--- Start Records shown ---
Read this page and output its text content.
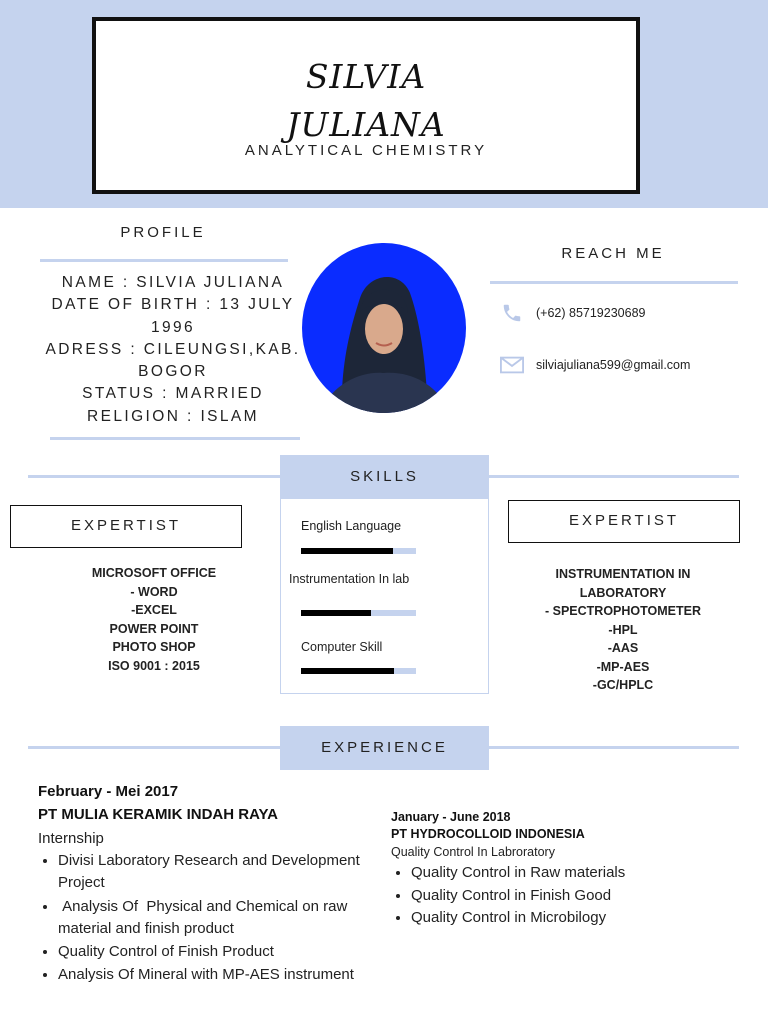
SILVIA
JULIANA
ANALYTICAL CHEMISTRY
PROFILE
NAME : SILVIA JULIANA
DATE OF BIRTH : 13 JULY
1996
ADRESS : CILEUNGSI,KAB.
BOGOR
STATUS : MARRIED
RELIGION : ISLAM
REACH ME
(+62) 85719230689
silviajuliana599@gmail.com
SKILLS
English Language
Instrumentation In lab
Computer Skill
EXPERTIST
MICROSOFT OFFICE
- WORD
-EXCEL
POWER POINT
PHOTO SHOP
ISO 9001 : 2015
EXPERTIST
INSTRUMENTATION IN
LABORATORY
- SPECTROPHOTOMETER
-HPL
-AAS
-MP-AES
-GC/HPLC
EXPERIENCE
February - Mei 2017
PT MULIA KERAMIK INDAH RAYA
Internship
• Divisi Laboratory Research and Development Project
•  Analysis Of  Physical and Chemical on raw material and finish product
• Quality Control of Finish Product
• Analysis Of Mineral with MP-AES instrument
January - June 2018
PT HYDROCOLLOID INDONESIA
Quality Control In Labroratory
• Quality Control in Raw materials
• Quality Control in Finish Good
• Quality Control in Microbilogy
--- End Records shown ---
## Requirement
Your task is to retype all the entries exactly and leave out any pictures.

## Correct output
Read this page and output its text content.
SILVIA
JULIANA
ANALYTICAL CHEMISTRY
PROFILE
NAME : SILVIA JULIANA
DATE OF BIRTH : 13 JULY
1996
ADRESS : CILEUNGSI,KAB.
BOGOR
STATUS : MARRIED
RELIGION : ISLAM
REACH ME
(+62) 85719230689
silviajuliana599@gmail.com
SKILLS
English Language
Instrumentation In lab
Computer Skill
EXPERTIST
MICROSOFT OFFICE
- WORD
-EXCEL
POWER POINT
PHOTO SHOP
ISO 9001 : 2015
EXPERTIST
INSTRUMENTATION IN
LABORATORY
- SPECTROPHOTOMETER
-HPL
-AAS
-MP-AES
-GC/HPLC
EXPERIENCE
February - Mei 2017
PT MULIA KERAMIK INDAH RAYA
Internship
• Divisi Laboratory Research and Development Project
•  Analysis Of  Physical and Chemical on raw material and finish product
• Quality Control of Finish Product
• Analysis Of Mineral with MP-AES instrument
January - June 2018
PT HYDROCOLLOID INDONESIA
Quality Control In Labroratory
• Quality Control in Raw materials
• Quality Control in Finish Good
• Quality Control in Microbilogy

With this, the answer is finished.